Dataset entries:
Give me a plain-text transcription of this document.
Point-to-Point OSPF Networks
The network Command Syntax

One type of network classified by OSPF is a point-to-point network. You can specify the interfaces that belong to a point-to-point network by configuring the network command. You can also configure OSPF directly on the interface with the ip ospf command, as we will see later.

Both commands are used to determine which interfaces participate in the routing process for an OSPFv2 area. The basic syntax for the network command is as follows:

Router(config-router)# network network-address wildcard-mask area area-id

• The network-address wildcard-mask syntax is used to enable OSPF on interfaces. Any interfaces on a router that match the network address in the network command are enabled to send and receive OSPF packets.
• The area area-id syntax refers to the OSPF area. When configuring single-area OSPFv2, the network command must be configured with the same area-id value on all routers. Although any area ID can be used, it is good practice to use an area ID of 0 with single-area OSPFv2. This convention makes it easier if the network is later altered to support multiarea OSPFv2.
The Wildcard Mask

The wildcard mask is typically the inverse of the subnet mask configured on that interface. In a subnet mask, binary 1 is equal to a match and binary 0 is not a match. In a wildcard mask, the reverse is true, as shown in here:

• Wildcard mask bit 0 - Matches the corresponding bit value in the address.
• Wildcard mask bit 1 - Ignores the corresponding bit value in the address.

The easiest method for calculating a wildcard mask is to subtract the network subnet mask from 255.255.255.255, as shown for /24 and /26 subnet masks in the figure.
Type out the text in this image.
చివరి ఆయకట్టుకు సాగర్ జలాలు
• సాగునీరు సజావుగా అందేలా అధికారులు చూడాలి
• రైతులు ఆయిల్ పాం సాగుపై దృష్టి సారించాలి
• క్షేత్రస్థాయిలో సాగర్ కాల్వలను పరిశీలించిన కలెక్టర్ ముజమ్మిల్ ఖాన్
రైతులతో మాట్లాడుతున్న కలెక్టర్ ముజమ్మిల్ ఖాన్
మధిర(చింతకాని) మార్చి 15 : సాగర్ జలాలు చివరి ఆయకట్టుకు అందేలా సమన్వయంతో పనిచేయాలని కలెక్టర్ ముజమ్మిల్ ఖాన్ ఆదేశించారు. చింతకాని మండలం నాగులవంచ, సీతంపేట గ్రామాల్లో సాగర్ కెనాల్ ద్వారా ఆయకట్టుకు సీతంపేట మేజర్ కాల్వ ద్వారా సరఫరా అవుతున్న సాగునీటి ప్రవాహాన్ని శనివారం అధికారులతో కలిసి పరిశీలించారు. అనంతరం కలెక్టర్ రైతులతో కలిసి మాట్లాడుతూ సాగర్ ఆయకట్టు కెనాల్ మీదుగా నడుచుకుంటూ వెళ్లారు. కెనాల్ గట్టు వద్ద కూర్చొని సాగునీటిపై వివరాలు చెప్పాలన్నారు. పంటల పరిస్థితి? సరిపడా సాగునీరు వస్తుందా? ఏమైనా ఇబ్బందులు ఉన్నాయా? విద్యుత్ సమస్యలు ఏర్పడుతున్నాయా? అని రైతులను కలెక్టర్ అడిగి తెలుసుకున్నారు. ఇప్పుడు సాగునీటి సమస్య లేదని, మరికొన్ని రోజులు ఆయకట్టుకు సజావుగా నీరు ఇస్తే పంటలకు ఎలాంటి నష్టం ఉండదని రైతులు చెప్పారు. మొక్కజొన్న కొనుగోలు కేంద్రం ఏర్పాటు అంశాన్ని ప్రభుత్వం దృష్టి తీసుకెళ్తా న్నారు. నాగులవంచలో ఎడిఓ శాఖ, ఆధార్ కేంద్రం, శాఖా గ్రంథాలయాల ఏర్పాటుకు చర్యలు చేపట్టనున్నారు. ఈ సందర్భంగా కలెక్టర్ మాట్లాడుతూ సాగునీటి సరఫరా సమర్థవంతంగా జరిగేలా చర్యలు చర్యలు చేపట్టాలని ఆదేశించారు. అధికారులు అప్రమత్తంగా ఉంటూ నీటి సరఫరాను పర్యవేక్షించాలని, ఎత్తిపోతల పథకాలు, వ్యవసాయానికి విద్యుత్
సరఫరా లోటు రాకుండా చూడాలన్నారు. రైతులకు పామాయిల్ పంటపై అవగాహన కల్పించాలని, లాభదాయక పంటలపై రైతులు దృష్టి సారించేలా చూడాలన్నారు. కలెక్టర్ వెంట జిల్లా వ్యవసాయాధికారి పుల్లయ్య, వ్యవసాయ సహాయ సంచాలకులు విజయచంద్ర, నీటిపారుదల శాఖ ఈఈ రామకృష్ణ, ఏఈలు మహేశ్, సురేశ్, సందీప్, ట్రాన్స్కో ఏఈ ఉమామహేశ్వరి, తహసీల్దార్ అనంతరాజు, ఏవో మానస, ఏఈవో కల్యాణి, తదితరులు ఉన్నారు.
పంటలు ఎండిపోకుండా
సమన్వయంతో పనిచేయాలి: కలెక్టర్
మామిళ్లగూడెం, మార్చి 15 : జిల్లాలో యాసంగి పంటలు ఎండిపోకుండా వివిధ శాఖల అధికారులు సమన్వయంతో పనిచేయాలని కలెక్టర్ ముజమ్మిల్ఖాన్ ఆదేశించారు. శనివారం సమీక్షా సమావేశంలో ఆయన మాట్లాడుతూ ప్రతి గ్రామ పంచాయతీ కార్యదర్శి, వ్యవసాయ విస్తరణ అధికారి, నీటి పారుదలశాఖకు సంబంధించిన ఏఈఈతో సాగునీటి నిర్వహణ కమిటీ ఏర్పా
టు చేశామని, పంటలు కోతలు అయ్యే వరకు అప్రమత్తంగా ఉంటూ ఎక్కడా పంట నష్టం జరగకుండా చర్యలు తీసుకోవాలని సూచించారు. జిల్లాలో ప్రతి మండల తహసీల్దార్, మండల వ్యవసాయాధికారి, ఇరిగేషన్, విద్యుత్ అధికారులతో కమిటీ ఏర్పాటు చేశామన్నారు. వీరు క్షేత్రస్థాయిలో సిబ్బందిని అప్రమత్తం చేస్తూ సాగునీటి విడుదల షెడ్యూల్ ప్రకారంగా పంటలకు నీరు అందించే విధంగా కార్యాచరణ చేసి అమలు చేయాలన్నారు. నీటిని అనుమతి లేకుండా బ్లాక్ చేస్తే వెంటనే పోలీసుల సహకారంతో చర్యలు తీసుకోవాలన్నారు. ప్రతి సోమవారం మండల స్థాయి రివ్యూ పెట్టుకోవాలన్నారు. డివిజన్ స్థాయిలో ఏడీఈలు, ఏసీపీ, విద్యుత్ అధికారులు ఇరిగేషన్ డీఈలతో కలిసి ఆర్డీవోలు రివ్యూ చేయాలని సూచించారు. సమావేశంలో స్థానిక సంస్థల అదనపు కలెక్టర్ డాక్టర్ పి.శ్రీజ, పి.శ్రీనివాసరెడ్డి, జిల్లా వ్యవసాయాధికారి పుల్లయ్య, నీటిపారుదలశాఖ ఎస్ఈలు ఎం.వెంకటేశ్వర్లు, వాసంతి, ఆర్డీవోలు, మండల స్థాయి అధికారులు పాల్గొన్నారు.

Given request: Reproduce each line holding the word "shown".

Written answer:
The wildcard mask is typically the inverse of the subnet mask configured on that interface. In a subnet mask, binary 1 is equal to a match and binary 0 is not a match. In a wildcard mask, the reverse is true, as shown in here:
The easiest method for calculating a wildcard mask is to subtract the network subnet mask from 255.255.255.255, as shown for /24 and /26 subnet masks in the figure.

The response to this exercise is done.